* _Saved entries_
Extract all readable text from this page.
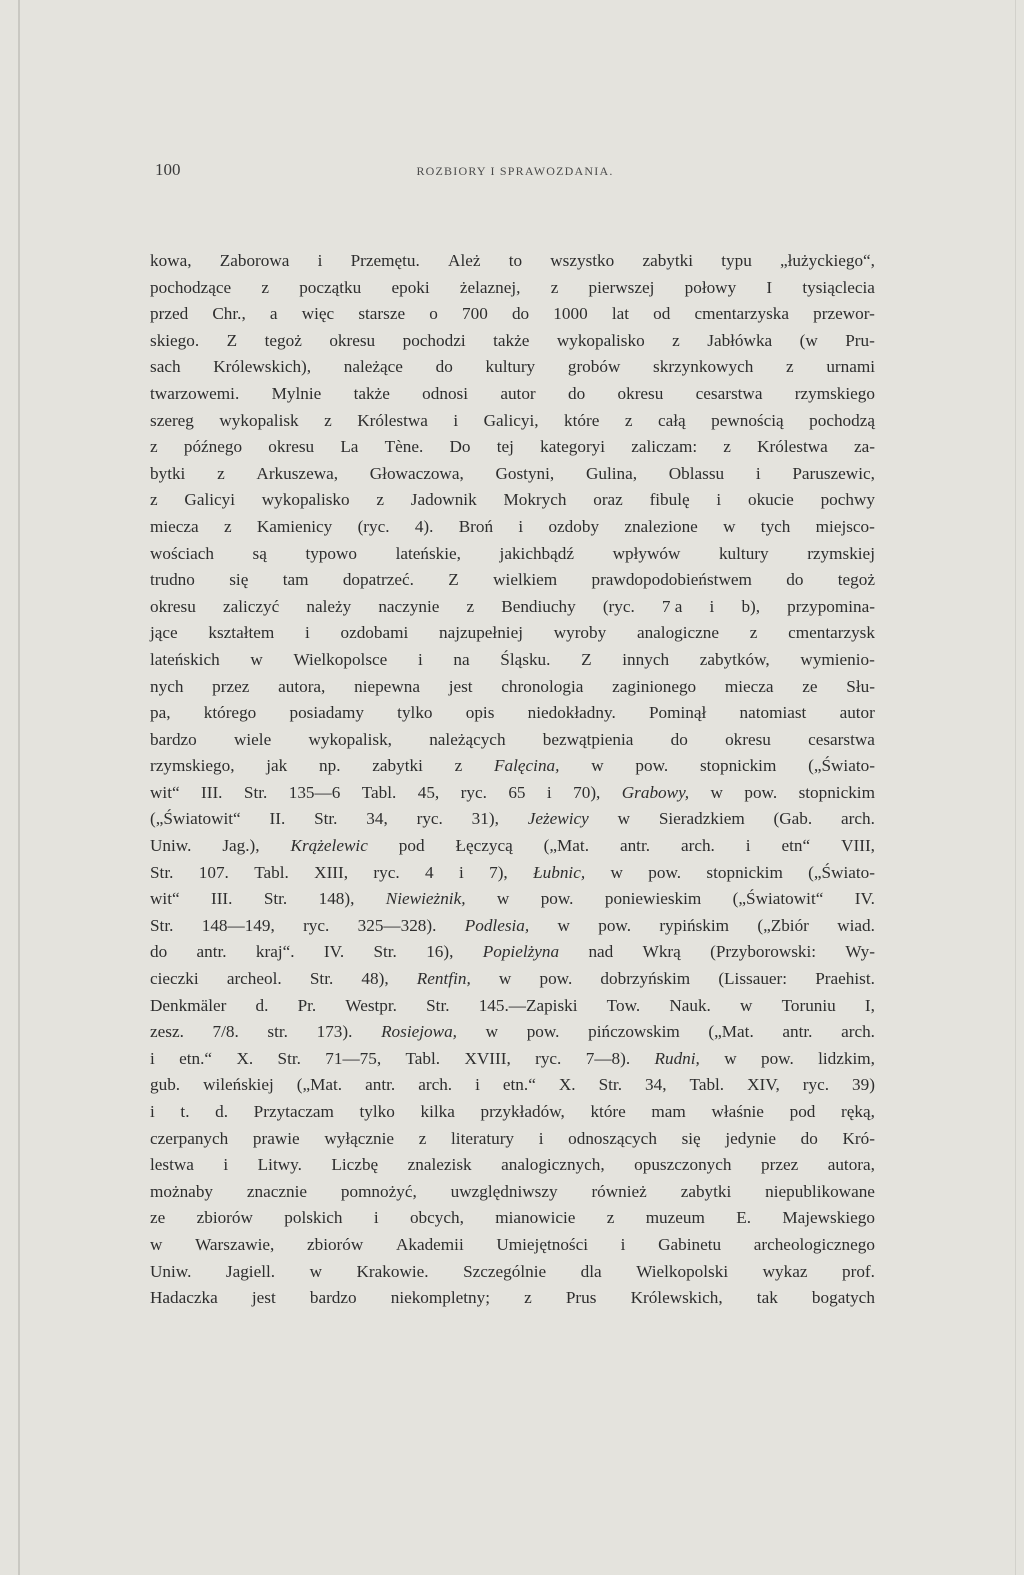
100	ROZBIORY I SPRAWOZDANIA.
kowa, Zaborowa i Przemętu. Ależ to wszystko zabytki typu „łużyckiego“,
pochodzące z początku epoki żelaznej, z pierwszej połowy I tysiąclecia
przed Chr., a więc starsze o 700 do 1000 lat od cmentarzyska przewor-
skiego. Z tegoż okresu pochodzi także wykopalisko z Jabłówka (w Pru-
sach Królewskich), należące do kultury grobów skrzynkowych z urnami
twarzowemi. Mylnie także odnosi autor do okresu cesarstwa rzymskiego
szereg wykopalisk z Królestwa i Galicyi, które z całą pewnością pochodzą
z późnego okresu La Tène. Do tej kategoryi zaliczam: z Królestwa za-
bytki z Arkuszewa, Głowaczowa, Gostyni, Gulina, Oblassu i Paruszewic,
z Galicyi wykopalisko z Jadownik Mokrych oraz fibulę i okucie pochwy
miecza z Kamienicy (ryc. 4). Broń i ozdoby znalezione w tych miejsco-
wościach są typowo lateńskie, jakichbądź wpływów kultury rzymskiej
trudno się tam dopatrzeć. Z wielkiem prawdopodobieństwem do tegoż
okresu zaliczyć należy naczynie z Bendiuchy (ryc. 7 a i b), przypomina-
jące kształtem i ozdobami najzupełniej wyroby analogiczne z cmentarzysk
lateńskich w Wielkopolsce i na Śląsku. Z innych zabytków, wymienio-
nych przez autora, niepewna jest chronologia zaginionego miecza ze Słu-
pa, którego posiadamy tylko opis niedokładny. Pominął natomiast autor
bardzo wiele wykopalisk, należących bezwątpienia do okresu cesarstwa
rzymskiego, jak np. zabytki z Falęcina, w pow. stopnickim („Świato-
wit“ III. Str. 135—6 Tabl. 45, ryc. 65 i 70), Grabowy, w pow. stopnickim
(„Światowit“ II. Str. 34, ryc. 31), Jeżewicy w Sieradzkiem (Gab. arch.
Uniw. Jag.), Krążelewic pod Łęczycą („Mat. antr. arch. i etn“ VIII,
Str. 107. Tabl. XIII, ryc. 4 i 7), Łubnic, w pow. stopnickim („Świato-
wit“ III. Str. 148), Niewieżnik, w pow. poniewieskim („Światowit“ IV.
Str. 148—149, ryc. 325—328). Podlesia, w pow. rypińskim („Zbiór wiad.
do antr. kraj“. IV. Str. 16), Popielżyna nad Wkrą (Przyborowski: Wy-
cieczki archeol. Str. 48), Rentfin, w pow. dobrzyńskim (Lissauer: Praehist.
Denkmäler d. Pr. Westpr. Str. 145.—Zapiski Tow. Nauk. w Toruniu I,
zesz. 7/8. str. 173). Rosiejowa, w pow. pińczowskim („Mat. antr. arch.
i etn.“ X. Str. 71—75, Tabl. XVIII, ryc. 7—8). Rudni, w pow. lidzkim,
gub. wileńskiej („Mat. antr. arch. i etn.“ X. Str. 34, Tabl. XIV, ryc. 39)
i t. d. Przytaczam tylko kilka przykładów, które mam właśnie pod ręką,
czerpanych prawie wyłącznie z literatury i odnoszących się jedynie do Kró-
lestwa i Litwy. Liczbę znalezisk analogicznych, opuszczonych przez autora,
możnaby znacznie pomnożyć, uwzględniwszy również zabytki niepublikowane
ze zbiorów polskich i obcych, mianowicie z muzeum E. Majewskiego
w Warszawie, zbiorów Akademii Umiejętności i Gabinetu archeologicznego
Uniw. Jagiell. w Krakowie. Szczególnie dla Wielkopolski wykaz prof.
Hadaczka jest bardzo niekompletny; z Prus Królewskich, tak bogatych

--

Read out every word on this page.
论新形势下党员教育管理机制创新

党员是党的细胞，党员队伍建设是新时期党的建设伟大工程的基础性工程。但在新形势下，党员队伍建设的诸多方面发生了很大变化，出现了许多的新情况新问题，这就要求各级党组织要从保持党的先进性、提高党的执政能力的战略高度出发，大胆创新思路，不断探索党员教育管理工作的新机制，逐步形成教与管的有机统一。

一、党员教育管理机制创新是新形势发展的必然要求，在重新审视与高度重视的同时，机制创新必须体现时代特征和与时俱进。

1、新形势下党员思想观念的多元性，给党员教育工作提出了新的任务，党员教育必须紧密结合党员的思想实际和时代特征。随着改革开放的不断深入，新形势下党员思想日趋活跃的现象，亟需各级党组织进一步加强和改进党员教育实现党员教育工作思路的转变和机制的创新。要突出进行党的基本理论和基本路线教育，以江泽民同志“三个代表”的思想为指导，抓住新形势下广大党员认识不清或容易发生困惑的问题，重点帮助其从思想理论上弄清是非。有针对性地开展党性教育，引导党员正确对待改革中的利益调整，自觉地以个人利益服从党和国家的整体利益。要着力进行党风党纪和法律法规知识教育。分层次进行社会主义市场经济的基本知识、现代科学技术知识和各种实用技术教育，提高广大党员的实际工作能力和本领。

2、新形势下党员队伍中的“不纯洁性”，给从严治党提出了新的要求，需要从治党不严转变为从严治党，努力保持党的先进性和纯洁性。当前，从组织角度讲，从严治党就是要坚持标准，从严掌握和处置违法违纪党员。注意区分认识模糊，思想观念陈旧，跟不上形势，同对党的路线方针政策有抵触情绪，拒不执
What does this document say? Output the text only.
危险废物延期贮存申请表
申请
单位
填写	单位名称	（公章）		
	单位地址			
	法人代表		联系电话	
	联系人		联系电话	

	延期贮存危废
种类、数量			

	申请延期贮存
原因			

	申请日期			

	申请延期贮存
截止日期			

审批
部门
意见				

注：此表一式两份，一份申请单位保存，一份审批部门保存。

* _Written problem_
Copy each line in the data that holds the word "rzymskiego".

* _Task answer_
twarzowemi. Mylnie także odnosi autor do okresu cesarstwa rzymskiego
rzymskiego, jak np. zabytki z Falęcina, w pow. stopnickim („Świato-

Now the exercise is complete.